## Start

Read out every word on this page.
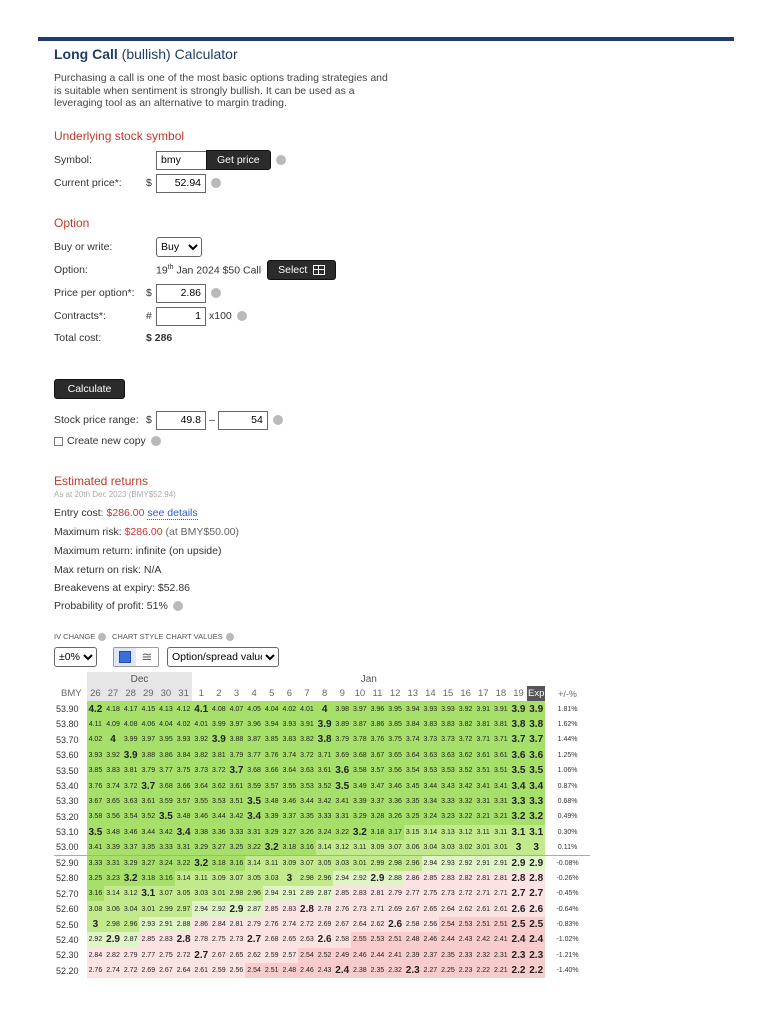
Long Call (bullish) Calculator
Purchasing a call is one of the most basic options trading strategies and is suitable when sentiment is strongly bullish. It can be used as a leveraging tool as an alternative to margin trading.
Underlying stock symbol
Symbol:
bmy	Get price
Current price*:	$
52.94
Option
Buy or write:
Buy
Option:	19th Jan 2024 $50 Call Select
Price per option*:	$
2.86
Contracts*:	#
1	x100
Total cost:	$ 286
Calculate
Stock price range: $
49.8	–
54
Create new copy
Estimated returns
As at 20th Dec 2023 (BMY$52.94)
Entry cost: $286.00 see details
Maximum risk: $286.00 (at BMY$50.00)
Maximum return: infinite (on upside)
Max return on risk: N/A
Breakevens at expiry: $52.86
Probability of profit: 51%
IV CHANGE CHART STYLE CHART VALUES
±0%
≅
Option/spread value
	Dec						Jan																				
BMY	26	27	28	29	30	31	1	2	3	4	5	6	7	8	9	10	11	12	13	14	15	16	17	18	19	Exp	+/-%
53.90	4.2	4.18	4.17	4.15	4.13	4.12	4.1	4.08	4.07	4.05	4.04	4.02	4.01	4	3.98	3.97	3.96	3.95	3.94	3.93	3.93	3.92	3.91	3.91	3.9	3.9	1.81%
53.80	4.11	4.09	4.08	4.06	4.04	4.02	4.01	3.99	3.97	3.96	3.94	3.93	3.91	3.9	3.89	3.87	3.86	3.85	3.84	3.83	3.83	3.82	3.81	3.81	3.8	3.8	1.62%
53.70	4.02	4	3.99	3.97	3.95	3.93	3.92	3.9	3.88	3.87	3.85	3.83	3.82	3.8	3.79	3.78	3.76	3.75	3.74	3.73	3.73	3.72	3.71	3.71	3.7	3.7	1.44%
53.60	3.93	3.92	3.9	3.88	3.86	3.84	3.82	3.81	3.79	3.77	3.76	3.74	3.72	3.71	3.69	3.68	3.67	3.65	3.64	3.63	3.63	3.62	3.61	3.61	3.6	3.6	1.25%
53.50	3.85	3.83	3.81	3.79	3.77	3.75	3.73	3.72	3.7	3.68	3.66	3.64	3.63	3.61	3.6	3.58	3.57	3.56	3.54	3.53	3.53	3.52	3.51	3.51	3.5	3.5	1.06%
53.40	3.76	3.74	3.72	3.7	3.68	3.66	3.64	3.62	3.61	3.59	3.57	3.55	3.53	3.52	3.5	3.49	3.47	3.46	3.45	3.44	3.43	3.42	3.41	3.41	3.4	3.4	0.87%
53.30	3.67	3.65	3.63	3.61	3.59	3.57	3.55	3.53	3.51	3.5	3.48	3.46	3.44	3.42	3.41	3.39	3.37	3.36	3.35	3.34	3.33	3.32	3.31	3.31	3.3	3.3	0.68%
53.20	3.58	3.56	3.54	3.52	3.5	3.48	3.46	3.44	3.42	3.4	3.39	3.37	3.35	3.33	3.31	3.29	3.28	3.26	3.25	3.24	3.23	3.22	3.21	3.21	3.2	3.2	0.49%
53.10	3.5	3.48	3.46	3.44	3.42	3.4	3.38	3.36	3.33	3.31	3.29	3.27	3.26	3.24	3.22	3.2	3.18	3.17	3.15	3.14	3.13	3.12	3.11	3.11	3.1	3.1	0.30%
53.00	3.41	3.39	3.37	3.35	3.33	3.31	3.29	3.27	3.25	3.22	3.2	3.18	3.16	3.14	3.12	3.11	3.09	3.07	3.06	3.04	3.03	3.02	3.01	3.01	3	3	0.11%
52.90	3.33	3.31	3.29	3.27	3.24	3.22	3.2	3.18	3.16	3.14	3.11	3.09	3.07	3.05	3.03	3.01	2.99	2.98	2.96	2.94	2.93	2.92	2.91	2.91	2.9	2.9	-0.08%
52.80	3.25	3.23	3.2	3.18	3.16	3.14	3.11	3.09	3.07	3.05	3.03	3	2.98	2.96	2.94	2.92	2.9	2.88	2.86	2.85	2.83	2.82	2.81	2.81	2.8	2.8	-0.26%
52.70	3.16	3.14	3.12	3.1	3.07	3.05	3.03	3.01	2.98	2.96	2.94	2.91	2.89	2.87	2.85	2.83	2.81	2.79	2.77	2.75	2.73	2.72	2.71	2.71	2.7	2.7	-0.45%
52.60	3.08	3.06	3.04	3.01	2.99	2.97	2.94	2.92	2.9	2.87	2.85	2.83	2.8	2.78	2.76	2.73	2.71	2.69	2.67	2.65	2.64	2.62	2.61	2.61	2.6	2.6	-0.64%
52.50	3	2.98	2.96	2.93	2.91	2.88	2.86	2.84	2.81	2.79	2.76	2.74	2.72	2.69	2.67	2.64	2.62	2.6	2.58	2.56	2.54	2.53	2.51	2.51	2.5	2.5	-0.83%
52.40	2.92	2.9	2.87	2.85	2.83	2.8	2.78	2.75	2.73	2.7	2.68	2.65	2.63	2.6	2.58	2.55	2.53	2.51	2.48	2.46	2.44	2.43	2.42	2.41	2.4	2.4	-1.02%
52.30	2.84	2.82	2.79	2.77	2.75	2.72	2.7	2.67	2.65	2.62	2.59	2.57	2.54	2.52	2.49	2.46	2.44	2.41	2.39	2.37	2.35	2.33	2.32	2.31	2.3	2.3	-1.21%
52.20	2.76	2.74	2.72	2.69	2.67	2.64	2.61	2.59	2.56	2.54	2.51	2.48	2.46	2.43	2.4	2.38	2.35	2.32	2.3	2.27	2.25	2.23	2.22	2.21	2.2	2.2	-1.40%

## End

[Exercise requirements] From the entries above, extract each line containing "bullish".

[Result for this task]
Long Call (bullish) Calculator
Purchasing a call is one of the most basic options trading strategies and is suitable when sentiment is strongly bullish. It can be used as a leveraging tool as an alternative to margin trading.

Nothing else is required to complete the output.